Please copy out the lines below word for word, beginning with the first one and stopping after the line that contains "x-tick-label: 1 <box>245 829 257 850</box>".

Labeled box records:
------------------------

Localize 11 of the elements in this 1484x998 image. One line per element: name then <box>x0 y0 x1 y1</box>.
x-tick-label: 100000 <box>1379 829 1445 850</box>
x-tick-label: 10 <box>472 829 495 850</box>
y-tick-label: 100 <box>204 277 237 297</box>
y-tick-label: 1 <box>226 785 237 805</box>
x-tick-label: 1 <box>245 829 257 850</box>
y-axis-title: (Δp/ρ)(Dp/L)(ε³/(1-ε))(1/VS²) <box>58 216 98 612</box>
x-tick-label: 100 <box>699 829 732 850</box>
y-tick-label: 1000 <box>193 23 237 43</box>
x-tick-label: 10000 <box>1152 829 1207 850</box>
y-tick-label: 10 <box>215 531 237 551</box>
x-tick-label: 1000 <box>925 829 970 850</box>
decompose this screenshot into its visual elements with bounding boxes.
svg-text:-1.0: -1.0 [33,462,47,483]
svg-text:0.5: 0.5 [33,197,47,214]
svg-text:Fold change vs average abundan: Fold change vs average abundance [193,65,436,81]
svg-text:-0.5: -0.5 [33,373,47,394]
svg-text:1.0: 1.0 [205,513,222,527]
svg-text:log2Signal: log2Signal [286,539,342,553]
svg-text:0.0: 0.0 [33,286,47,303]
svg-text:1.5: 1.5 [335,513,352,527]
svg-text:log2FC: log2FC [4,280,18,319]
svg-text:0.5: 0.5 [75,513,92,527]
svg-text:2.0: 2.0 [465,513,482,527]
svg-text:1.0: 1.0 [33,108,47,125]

------------------------

Task result:
Localize 11 of the elements in this 1484x998 image. One line per element: name then <box>x0 y0 x1 y1</box>.
x-tick-label: 100000 <box>1379 829 1445 850</box>
x-tick-label: 10 <box>472 829 495 850</box>
y-tick-label: 100 <box>204 277 237 297</box>
y-tick-label: 1 <box>226 785 237 805</box>
x-tick-label: 1 <box>245 829 257 850</box>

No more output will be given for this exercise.